» **Task requirements**: Search the material below for the word "Date". Copy every line that has it.

━━━━━ Extracted material ━━━━━

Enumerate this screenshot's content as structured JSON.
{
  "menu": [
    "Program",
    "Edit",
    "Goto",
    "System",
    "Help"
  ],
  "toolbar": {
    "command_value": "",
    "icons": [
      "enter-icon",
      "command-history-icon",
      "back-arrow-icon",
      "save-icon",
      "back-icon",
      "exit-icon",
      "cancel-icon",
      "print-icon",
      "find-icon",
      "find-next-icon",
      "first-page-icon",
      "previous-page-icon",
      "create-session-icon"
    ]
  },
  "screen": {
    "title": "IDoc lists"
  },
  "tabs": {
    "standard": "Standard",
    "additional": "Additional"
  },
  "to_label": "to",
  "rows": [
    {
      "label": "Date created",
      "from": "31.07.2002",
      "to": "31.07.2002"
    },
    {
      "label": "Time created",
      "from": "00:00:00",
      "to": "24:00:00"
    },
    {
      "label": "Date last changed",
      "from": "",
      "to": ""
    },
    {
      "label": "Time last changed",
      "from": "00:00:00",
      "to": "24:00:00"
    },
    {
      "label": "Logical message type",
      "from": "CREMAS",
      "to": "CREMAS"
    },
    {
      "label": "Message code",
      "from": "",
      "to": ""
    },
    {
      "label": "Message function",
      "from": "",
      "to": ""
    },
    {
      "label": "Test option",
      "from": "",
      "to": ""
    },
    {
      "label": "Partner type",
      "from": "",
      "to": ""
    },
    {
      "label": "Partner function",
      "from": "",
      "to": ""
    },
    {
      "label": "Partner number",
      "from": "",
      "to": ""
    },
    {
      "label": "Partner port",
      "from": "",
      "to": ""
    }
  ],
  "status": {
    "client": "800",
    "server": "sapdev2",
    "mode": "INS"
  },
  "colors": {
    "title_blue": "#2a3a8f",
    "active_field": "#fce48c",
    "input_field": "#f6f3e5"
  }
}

━━━━━

» **The reply**:
      "label": "Date created",
      "label": "Date last changed",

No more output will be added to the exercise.